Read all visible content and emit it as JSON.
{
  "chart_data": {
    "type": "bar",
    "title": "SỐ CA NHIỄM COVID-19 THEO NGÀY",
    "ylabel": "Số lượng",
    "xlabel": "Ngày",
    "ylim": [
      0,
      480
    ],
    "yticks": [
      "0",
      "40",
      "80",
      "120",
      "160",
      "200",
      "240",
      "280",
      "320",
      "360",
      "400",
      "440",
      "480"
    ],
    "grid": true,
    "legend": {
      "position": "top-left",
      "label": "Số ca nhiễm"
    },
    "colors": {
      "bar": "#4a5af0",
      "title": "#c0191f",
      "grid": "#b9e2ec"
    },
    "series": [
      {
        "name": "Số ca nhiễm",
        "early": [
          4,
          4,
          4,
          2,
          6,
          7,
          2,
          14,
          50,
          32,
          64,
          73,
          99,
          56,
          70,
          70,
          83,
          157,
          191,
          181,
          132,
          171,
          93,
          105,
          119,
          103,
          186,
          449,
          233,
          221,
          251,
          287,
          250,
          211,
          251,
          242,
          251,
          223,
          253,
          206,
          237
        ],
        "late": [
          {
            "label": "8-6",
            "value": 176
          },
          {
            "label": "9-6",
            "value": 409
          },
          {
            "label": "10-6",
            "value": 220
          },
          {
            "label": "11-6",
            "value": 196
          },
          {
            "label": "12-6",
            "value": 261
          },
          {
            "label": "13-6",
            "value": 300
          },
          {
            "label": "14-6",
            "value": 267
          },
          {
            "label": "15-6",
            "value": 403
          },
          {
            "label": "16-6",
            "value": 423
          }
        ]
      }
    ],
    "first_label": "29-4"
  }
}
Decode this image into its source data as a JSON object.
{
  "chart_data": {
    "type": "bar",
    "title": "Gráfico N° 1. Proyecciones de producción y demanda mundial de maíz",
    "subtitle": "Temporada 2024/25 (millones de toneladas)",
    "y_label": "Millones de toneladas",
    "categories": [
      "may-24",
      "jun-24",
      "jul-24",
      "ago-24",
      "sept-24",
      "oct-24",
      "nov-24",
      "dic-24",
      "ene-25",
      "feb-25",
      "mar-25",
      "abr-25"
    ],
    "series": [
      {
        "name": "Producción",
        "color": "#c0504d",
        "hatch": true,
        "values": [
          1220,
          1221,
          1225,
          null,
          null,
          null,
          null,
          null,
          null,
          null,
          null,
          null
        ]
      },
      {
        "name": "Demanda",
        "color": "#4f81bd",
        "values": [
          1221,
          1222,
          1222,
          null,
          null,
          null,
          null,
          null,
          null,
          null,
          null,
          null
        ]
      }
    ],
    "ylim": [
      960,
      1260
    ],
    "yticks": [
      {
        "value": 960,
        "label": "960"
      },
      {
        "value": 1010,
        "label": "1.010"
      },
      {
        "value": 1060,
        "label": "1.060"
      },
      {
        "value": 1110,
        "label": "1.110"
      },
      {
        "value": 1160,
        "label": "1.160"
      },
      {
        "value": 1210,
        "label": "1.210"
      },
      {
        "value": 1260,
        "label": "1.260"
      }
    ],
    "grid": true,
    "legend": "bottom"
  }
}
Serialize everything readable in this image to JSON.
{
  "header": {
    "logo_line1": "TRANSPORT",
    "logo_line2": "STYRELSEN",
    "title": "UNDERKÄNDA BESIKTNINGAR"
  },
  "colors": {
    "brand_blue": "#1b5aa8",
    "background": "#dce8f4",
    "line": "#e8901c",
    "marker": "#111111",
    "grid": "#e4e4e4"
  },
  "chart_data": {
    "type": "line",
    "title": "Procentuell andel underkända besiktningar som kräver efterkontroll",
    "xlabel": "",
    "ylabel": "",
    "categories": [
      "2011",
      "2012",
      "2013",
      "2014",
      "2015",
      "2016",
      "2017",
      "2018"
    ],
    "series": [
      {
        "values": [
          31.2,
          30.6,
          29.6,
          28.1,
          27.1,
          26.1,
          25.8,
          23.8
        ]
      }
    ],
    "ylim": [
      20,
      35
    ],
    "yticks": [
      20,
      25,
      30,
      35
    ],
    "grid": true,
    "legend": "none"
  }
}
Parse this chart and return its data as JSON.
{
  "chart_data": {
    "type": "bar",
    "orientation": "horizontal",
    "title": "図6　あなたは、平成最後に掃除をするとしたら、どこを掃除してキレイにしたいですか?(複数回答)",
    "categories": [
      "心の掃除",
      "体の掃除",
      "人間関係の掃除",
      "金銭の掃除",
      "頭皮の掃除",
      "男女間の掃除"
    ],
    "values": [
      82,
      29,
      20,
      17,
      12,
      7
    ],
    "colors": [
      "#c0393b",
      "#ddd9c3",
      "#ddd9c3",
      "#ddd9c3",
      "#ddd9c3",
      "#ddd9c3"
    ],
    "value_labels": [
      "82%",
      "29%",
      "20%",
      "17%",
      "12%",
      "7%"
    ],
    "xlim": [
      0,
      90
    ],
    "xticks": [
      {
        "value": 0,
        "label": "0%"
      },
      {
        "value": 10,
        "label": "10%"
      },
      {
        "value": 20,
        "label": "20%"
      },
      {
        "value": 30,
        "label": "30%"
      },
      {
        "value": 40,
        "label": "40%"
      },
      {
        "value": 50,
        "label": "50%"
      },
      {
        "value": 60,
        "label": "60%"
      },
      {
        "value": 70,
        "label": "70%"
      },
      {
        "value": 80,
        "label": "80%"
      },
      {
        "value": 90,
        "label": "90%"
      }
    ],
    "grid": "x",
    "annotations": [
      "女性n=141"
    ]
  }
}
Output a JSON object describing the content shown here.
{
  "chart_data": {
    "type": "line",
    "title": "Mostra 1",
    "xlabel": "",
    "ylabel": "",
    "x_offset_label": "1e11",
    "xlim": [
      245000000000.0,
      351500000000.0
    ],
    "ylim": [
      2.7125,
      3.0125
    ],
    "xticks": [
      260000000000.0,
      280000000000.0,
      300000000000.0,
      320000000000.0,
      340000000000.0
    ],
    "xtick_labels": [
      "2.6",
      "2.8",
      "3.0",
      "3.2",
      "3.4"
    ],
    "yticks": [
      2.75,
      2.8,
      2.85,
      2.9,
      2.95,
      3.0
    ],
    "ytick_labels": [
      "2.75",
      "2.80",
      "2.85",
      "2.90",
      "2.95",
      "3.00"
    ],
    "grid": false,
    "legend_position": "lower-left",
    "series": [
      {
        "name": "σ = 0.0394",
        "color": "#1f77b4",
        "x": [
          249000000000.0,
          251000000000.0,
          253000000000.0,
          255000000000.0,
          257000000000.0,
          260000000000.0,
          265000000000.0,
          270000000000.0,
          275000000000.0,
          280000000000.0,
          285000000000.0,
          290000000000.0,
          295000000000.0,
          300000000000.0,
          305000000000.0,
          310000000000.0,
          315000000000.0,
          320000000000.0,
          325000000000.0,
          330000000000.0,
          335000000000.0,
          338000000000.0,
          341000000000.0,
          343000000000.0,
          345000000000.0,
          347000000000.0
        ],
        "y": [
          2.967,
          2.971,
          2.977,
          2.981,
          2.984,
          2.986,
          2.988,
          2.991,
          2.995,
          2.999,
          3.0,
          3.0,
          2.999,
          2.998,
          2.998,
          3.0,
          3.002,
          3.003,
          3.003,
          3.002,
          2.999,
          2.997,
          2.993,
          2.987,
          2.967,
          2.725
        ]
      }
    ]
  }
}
+--
• _Aim_: Print the listing above in its entirety, with every line exact.

• _Task response_:
Read all visible content and emit it as JSON.
{
  "chart_data": {
    "type": "bar",
    "title": "SỐ CA NHIỄM COVID-19 THEO NGÀY",
    "ylabel": "Số lượng",
    "xlabel": "Ngày",
    "ylim": [
      0,
      480
    ],
    "yticks": [
      "0",
      "40",
      "80",
      "120",
      "160",
      "200",
      "240",
      "280",
      "320",
      "360",
      "400",
      "440",
      "480"
    ],
    "grid": true,
    "legend": {
      "position": "top-left",
      "label": "Số ca nhiễm"
    },
    "colors": {
      "bar": "#4a5af0",
      "title": "#c0191f",
      "grid": "#b9e2ec"
    },
    "series": [
      {
        "name": "Số ca nhiễm",
        "early": [
          4,
          4,
          4,
          2,
          6,
          7,
          2,
          14,
          50,
          32,
          64,
          73,
          99,
          56,
          70,
          70,
          83,
          157,
          191,
          181,
          132,
          171,
          93,
          105,
          119,
          103,
          186,
          449,
          233,
          221,
          251,
          287,
          250,
          211,
          251,
          242,
          251,
          223,
          253,
          206,
          237
        ],
        "late": [
          {
            "label": "8-6",
            "value": 176
          },
          {
            "label": "9-6",
            "value": 409
          },
          {
            "label": "10-6",
            "value": 220
          },
          {
            "label": "11-6",
            "value": 196
          },
          {
            "label": "12-6",
            "value": 261
          },
          {
            "label": "13-6",
            "value": 300
          },
          {
            "label": "14-6",
            "value": 267
          },
          {
            "label": "15-6",
            "value": 403
          },
          {
            "label": "16-6",
            "value": 423
          }
        ]
      }
    ],
    "first_label": "29-4"
  }
}
Decode this image into its source data as a JSON object.
{
  "chart_data": {
    "type": "bar",
    "title": "Gráfico N° 1. Proyecciones de producción y demanda mundial de maíz",
    "subtitle": "Temporada 2024/25 (millones de toneladas)",
    "y_label": "Millones de toneladas",
    "categories": [
      "may-24",
      "jun-24",
      "jul-24",
      "ago-24",
      "sept-24",
      "oct-24",
      "nov-24",
      "dic-24",
      "ene-25",
      "feb-25",
      "mar-25",
      "abr-25"
    ],
    "series": [
      {
        "name": "Producción",
        "color": "#c0504d",
        "hatch": true,
        "values": [
          1220,
          1221,
          1225,
          null,
          null,
          null,
          null,
          null,
          null,
          null,
          null,
          null
        ]
      },
      {
        "name": "Demanda",
        "color": "#4f81bd",
        "values": [
          1221,
          1222,
          1222,
          null,
          null,
          null,
          null,
          null,
          null,
          null,
          null,
          null
        ]
      }
    ],
    "ylim": [
      960,
      1260
    ],
    "yticks": [
      {
        "value": 960,
        "label": "960"
      },
      {
        "value": 1010,
        "label": "1.010"
      },
      {
        "value": 1060,
        "label": "1.060"
      },
      {
        "value": 1110,
        "label": "1.110"
      },
      {
        "value": 1160,
        "label": "1.160"
      },
      {
        "value": 1210,
        "label": "1.210"
      },
      {
        "value": 1260,
        "label": "1.260"
      }
    ],
    "grid": true,
    "legend": "bottom"
  }
}
Serialize everything readable in this image to JSON.
{
  "header": {
    "logo_line1": "TRANSPORT",
    "logo_line2": "STYRELSEN",
    "title": "UNDERKÄNDA BESIKTNINGAR"
  },
  "colors": {
    "brand_blue": "#1b5aa8",
    "background": "#dce8f4",
    "line": "#e8901c",
    "marker": "#111111",
    "grid": "#e4e4e4"
  },
  "chart_data": {
    "type": "line",
    "title": "Procentuell andel underkända besiktningar som kräver efterkontroll",
    "xlabel": "",
    "ylabel": "",
    "categories": [
      "2011",
      "2012",
      "2013",
      "2014",
      "2015",
      "2016",
      "2017",
      "2018"
    ],
    "series": [
      {
        "values": [
          31.2,
          30.6,
          29.6,
          28.1,
          27.1,
          26.1,
          25.8,
          23.8
        ]
      }
    ],
    "ylim": [
      20,
      35
    ],
    "yticks": [
      20,
      25,
      30,
      35
    ],
    "grid": true,
    "legend": "none"
  }
}
Parse this chart and return its data as JSON.
{
  "chart_data": {
    "type": "bar",
    "orientation": "horizontal",
    "title": "図6　あなたは、平成最後に掃除をするとしたら、どこを掃除してキレイにしたいですか?(複数回答)",
    "categories": [
      "心の掃除",
      "体の掃除",
      "人間関係の掃除",
      "金銭の掃除",
      "頭皮の掃除",
      "男女間の掃除"
    ],
    "values": [
      82,
      29,
      20,
      17,
      12,
      7
    ],
    "colors": [
      "#c0393b",
      "#ddd9c3",
      "#ddd9c3",
      "#ddd9c3",
      "#ddd9c3",
      "#ddd9c3"
    ],
    "value_labels": [
      "82%",
      "29%",
      "20%",
      "17%",
      "12%",
      "7%"
    ],
    "xlim": [
      0,
      90
    ],
    "xticks": [
      {
        "value": 0,
        "label": "0%"
      },
      {
        "value": 10,
        "label": "10%"
      },
      {
        "value": 20,
        "label": "20%"
      },
      {
        "value": 30,
        "label": "30%"
      },
      {
        "value": 40,
        "label": "40%"
      },
      {
        "value": 50,
        "label": "50%"
      },
      {
        "value": 60,
        "label": "60%"
      },
      {
        "value": 70,
        "label": "70%"
      },
      {
        "value": 80,
        "label": "80%"
      },
      {
        "value": 90,
        "label": "90%"
      }
    ],
    "grid": "x",
    "annotations": [
      "女性n=141"
    ]
  }
}
Output a JSON object describing the content shown here.
{
  "chart_data": {
    "type": "line",
    "title": "Mostra 1",
    "xlabel": "",
    "ylabel": "",
    "x_offset_label": "1e11",
    "xlim": [
      245000000000.0,
      351500000000.0
    ],
    "ylim": [
      2.7125,
      3.0125
    ],
    "xticks": [
      260000000000.0,
      280000000000.0,
      300000000000.0,
      320000000000.0,
      340000000000.0
    ],
    "xtick_labels": [
      "2.6",
      "2.8",
      "3.0",
      "3.2",
      "3.4"
    ],
    "yticks": [
      2.75,
      2.8,
      2.85,
      2.9,
      2.95,
      3.0
    ],
    "ytick_labels": [
      "2.75",
      "2.80",
      "2.85",
      "2.90",
      "2.95",
      "3.00"
    ],
    "grid": false,
    "legend_position": "lower-left",
    "series": [
      {
        "name": "σ = 0.0394",
        "color": "#1f77b4",
        "x": [
          249000000000.0,
          251000000000.0,
          253000000000.0,
          255000000000.0,
          257000000000.0,
          260000000000.0,
          265000000000.0,
          270000000000.0,
          275000000000.0,
          280000000000.0,
          285000000000.0,
          290000000000.0,
          295000000000.0,
          300000000000.0,
          305000000000.0,
          310000000000.0,
          315000000000.0,
          320000000000.0,
          325000000000.0,
          330000000000.0,
          335000000000.0,
          338000000000.0,
          341000000000.0,
          343000000000.0,
          345000000000.0,
          347000000000.0
        ],
        "y": [
          2.967,
          2.971,
          2.977,
          2.981,
          2.984,
          2.986,
          2.988,
          2.991,
          2.995,
          2.999,
          3.0,
          3.0,
          2.999,
          2.998,
          2.998,
          3.0,
          3.002,
          3.003,
          3.003,
          3.002,
          2.999,
          2.997,
          2.993,
          2.987,
          2.967,
          2.725
        ]
      }
    ]
  }
}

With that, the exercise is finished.